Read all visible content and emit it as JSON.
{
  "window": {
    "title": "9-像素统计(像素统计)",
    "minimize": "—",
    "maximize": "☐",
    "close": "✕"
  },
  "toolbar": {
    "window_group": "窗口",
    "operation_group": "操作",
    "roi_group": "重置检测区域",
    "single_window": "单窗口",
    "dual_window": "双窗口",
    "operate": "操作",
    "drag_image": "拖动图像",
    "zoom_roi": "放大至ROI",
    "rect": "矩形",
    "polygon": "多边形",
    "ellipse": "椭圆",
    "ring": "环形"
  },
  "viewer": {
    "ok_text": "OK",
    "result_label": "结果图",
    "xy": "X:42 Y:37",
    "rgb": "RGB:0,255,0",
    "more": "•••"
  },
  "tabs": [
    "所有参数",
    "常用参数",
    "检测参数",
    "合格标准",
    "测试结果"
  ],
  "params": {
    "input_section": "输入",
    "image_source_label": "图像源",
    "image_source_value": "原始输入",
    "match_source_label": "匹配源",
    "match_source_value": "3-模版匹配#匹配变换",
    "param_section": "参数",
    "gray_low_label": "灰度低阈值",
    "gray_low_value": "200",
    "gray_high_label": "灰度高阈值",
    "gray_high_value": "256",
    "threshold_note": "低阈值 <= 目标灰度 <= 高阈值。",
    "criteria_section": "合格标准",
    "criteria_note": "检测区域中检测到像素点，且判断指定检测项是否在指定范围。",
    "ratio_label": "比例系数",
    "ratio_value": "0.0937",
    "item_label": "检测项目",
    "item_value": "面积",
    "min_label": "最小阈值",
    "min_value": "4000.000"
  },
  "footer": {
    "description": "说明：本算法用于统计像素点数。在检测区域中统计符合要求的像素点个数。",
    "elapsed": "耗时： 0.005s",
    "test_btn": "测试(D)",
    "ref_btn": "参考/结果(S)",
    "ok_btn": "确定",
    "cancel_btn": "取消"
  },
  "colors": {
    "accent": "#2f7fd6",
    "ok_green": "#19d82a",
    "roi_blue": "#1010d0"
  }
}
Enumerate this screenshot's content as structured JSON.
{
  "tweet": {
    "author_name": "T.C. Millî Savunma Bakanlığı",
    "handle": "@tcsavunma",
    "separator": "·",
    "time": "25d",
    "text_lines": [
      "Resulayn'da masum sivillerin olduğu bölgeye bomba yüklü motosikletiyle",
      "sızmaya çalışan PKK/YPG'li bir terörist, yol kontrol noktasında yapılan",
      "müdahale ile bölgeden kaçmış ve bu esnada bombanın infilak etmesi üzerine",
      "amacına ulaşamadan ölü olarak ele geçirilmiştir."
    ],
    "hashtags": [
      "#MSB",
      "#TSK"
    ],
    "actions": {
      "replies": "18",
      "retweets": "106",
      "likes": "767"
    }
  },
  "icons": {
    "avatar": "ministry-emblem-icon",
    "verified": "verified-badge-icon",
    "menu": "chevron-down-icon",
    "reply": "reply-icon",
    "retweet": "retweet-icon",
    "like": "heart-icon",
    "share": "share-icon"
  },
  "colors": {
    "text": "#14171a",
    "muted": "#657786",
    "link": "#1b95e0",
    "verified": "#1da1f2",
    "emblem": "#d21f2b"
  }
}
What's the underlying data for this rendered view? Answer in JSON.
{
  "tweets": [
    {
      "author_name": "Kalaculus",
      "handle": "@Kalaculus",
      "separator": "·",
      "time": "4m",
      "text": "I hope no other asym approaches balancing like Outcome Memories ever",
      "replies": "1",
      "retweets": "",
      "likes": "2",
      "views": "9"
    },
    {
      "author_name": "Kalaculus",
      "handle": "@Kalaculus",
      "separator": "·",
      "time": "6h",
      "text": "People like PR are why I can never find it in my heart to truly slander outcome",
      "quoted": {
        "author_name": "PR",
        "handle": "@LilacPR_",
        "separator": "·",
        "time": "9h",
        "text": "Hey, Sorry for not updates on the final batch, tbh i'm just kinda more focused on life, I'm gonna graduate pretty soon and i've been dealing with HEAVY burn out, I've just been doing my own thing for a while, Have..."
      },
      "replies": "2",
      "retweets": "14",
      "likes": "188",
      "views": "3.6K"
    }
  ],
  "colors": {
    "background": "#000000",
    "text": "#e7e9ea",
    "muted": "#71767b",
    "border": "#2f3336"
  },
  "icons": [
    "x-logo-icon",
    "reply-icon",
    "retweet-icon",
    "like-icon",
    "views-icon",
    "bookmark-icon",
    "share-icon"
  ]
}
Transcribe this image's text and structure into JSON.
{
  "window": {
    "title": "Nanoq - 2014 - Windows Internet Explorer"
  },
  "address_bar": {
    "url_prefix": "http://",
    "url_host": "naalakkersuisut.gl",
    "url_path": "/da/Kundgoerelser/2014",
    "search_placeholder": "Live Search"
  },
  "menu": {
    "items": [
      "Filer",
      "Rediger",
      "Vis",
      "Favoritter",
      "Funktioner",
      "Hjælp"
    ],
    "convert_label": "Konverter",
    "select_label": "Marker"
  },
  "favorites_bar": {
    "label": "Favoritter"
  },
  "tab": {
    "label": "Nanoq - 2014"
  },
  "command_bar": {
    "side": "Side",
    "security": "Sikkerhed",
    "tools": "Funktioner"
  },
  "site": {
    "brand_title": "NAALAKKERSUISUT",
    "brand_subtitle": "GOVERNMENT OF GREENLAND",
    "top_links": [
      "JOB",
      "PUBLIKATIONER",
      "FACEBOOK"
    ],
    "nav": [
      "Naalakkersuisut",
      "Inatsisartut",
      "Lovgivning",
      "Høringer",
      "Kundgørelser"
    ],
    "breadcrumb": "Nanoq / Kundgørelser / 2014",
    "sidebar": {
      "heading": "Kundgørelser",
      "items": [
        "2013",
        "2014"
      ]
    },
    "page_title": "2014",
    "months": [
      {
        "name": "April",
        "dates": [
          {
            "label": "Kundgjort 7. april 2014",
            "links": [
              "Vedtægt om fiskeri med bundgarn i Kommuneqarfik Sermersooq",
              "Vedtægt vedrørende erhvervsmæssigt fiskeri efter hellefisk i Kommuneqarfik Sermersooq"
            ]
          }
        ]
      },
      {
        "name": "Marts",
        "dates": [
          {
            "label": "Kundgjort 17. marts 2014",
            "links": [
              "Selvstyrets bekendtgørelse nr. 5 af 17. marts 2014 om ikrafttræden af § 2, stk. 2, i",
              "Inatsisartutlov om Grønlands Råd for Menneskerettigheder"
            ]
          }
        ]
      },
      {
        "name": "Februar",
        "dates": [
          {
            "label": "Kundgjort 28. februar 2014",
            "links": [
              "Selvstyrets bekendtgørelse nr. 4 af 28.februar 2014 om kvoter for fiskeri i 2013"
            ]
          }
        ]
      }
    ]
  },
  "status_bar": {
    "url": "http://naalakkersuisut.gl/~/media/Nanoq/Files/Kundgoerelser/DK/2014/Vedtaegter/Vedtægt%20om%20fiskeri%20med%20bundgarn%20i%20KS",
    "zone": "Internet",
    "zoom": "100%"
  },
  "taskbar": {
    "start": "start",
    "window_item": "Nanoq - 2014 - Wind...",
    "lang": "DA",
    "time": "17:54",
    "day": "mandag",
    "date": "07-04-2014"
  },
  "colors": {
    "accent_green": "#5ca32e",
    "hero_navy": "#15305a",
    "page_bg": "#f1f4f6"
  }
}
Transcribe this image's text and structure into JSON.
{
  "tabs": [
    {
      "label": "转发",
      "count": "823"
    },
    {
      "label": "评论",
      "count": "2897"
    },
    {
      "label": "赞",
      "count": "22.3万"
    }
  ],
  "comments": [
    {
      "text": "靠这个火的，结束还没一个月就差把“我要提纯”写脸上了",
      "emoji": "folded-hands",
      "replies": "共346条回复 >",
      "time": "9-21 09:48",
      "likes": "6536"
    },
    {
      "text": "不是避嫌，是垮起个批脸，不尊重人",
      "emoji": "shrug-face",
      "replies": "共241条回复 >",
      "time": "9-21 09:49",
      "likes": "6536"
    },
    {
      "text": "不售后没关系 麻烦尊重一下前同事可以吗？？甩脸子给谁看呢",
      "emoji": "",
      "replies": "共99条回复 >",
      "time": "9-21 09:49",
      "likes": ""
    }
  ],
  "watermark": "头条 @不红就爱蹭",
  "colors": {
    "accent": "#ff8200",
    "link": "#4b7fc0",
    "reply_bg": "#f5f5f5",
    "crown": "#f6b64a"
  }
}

**Exercise instructions**
In the records above, find each line with the word "Kundgjort" and copy it.

**Solution**
            "label": "Kundgjort 7. april 2014",
            "label": "Kundgjort 17. marts 2014",
            "label": "Kundgjort 28. februar 2014",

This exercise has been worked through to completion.